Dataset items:
──────────
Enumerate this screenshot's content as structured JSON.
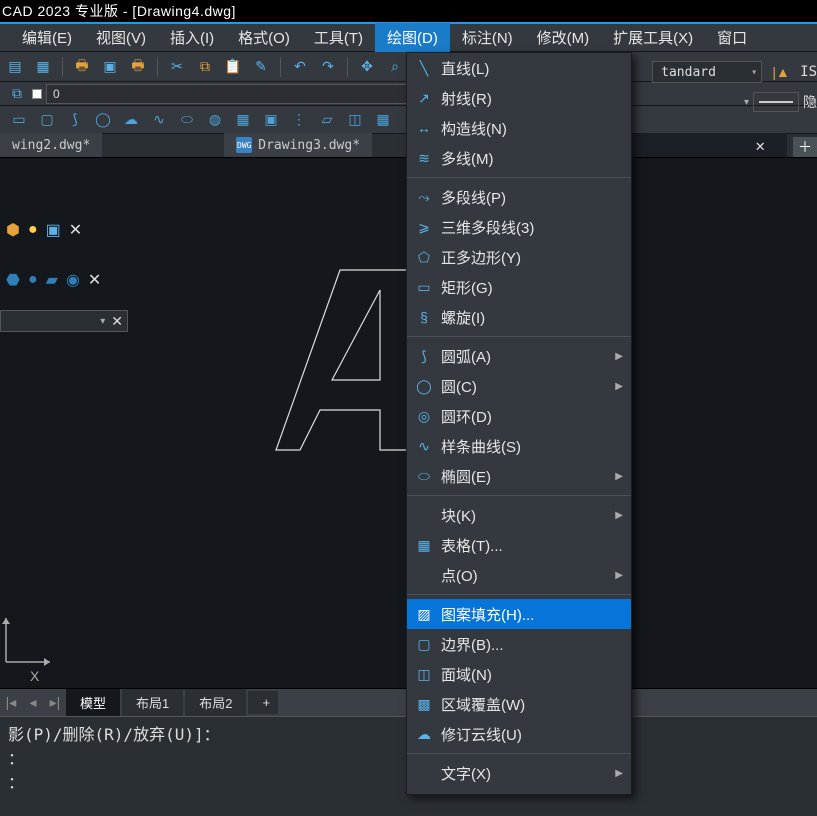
{
  "title": "CAD 2023 专业版 - [Drawing4.dwg]",
  "menu": {
    "edit": "编辑(E)",
    "view": "视图(V)",
    "insert": "插入(I)",
    "format": "格式(O)",
    "tools": "工具(T)",
    "draw": "绘图(D)",
    "dim": "标注(N)",
    "modify": "修改(M)",
    "ext": "扩展工具(X)",
    "window": "窗口"
  },
  "layer": {
    "current": "0"
  },
  "style": {
    "current": "tandard",
    "iso": "IS"
  },
  "tabs": {
    "t2": "wing2.dwg*",
    "t3": "Drawing3.dwg*"
  },
  "right_label": "隐",
  "bottom_tabs": {
    "model": "模型",
    "l1": "布局1",
    "l2": "布局2",
    "plus": "+"
  },
  "command": {
    "line1": "影(P)/删除(R)/放弃(U)]：",
    "line2": "：",
    "line3": "："
  },
  "ucs_x": "X",
  "dd": {
    "line": "直线(L)",
    "ray": "射线(R)",
    "xline": "构造线(N)",
    "mline": "多线(M)",
    "pline": "多段线(P)",
    "pline3d": "三维多段线(3)",
    "polygon": "正多边形(Y)",
    "rect": "矩形(G)",
    "spiral": "螺旋(I)",
    "arc": "圆弧(A)",
    "circle": "圆(C)",
    "donut": "圆环(D)",
    "spline": "样条曲线(S)",
    "ellipse": "椭圆(E)",
    "block": "块(K)",
    "table": "表格(T)...",
    "point": "点(O)",
    "hatch": "图案填充(H)...",
    "boundary": "边界(B)...",
    "region": "面域(N)",
    "wipeout": "区域覆盖(W)",
    "revcloud": "修订云线(U)",
    "text": "文字(X)"
  }
}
──────────
:: WHAT THE TASK ASKS ::
Reproduce the records, all of them, word for word; omit the pictures.

:: FULL OUTPUT ::
Enumerate this screenshot's content as structured JSON.
{
  "title": "CAD 2023 专业版 - [Drawing4.dwg]",
  "menu": {
    "edit": "编辑(E)",
    "view": "视图(V)",
    "insert": "插入(I)",
    "format": "格式(O)",
    "tools": "工具(T)",
    "draw": "绘图(D)",
    "dim": "标注(N)",
    "modify": "修改(M)",
    "ext": "扩展工具(X)",
    "window": "窗口"
  },
  "layer": {
    "current": "0"
  },
  "style": {
    "current": "tandard",
    "iso": "IS"
  },
  "tabs": {
    "t2": "wing2.dwg*",
    "t3": "Drawing3.dwg*"
  },
  "right_label": "隐",
  "bottom_tabs": {
    "model": "模型",
    "l1": "布局1",
    "l2": "布局2",
    "plus": "+"
  },
  "command": {
    "line1": "影(P)/删除(R)/放弃(U)]：",
    "line2": "：",
    "line3": "："
  },
  "ucs_x": "X",
  "dd": {
    "line": "直线(L)",
    "ray": "射线(R)",
    "xline": "构造线(N)",
    "mline": "多线(M)",
    "pline": "多段线(P)",
    "pline3d": "三维多段线(3)",
    "polygon": "正多边形(Y)",
    "rect": "矩形(G)",
    "spiral": "螺旋(I)",
    "arc": "圆弧(A)",
    "circle": "圆(C)",
    "donut": "圆环(D)",
    "spline": "样条曲线(S)",
    "ellipse": "椭圆(E)",
    "block": "块(K)",
    "table": "表格(T)...",
    "point": "点(O)",
    "hatch": "图案填充(H)...",
    "boundary": "边界(B)...",
    "region": "面域(N)",
    "wipeout": "区域覆盖(W)",
    "revcloud": "修订云线(U)",
    "text": "文字(X)"
  }
}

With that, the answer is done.